Exercise prompt: Your answer should be a single number: the count of lines that hold the word "sklearn".

── Data

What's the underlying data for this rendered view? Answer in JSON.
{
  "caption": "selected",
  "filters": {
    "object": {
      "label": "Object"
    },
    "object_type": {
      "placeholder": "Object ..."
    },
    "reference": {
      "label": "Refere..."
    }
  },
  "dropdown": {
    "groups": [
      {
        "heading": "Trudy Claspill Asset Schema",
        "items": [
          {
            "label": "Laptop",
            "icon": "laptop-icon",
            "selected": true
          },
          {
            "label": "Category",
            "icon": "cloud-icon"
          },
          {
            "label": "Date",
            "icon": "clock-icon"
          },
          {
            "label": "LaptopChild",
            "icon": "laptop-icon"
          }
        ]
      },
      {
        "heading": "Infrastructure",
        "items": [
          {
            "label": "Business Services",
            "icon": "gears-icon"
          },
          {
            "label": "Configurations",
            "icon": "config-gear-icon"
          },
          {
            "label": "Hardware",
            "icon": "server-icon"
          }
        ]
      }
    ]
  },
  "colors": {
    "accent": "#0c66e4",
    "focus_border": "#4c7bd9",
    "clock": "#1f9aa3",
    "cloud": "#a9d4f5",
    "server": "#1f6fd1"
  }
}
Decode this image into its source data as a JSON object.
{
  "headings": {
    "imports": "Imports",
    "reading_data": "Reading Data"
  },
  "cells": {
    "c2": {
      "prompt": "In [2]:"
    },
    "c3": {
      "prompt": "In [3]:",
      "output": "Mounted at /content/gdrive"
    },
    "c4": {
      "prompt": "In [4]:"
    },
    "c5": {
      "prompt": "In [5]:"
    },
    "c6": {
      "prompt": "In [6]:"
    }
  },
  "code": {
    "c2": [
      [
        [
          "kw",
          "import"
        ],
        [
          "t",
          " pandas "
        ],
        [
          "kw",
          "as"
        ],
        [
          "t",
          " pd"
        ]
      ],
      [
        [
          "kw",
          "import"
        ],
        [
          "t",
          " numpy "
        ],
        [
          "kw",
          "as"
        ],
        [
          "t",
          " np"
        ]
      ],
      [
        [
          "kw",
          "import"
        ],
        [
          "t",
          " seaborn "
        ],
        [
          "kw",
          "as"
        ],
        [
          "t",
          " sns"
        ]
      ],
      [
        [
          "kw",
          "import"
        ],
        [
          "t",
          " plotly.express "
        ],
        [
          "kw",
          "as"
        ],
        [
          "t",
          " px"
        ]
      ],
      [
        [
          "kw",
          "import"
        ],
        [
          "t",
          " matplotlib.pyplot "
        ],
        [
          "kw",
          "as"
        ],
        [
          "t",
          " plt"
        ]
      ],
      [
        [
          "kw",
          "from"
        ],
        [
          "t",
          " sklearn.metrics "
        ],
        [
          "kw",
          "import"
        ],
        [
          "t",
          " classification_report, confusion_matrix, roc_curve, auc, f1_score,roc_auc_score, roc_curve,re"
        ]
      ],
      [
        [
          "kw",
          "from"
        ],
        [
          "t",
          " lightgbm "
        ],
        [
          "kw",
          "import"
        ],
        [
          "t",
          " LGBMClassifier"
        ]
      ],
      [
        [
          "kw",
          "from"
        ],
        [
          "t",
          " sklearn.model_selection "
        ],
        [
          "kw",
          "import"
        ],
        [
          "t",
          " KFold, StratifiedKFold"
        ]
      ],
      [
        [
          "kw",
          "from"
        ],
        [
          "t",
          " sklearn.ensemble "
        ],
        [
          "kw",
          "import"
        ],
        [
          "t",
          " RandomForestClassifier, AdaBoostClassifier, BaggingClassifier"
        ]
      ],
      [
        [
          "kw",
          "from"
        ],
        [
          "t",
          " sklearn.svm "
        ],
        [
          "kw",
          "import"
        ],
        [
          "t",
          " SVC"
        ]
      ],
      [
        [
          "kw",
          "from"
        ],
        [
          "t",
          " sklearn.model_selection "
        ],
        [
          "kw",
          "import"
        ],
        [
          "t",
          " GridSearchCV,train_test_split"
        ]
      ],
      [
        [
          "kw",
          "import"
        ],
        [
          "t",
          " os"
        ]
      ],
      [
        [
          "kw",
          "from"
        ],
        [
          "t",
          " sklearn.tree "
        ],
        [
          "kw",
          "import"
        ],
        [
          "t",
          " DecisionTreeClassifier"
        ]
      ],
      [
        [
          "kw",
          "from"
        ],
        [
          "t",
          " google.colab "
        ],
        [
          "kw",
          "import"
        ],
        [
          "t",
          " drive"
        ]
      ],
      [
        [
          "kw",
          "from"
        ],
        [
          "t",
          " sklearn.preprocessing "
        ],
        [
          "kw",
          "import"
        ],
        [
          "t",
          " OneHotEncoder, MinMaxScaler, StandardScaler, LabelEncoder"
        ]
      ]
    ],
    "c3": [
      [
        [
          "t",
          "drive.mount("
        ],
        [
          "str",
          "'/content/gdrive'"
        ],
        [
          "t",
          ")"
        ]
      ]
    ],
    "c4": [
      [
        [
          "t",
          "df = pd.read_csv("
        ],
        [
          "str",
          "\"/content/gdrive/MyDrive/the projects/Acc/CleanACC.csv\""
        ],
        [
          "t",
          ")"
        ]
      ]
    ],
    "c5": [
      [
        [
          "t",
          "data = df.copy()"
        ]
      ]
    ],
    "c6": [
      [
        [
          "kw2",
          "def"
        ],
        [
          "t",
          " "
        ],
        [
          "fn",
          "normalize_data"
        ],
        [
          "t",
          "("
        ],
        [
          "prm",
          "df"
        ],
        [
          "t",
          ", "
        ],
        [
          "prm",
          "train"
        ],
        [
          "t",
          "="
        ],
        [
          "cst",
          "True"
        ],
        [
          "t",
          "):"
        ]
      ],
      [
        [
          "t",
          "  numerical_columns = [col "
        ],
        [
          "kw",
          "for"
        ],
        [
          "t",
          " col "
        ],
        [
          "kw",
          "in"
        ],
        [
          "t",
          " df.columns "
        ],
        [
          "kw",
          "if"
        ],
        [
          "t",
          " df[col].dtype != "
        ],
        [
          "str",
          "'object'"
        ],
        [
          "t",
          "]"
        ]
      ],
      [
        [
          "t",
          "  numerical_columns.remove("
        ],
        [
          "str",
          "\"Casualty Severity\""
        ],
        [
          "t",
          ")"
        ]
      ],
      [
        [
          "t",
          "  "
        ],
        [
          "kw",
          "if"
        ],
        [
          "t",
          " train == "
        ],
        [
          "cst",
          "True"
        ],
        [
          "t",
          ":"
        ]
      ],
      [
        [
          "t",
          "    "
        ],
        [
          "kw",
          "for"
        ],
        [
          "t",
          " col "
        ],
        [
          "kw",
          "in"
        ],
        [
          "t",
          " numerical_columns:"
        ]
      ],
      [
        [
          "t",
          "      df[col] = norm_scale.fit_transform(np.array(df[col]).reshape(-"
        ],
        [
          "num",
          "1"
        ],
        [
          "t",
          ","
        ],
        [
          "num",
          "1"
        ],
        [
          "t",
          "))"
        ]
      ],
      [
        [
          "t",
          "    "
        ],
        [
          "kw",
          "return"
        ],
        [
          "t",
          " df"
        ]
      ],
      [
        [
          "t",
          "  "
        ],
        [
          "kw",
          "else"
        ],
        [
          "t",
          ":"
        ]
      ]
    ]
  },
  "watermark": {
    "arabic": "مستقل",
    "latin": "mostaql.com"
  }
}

────

Expected output: 7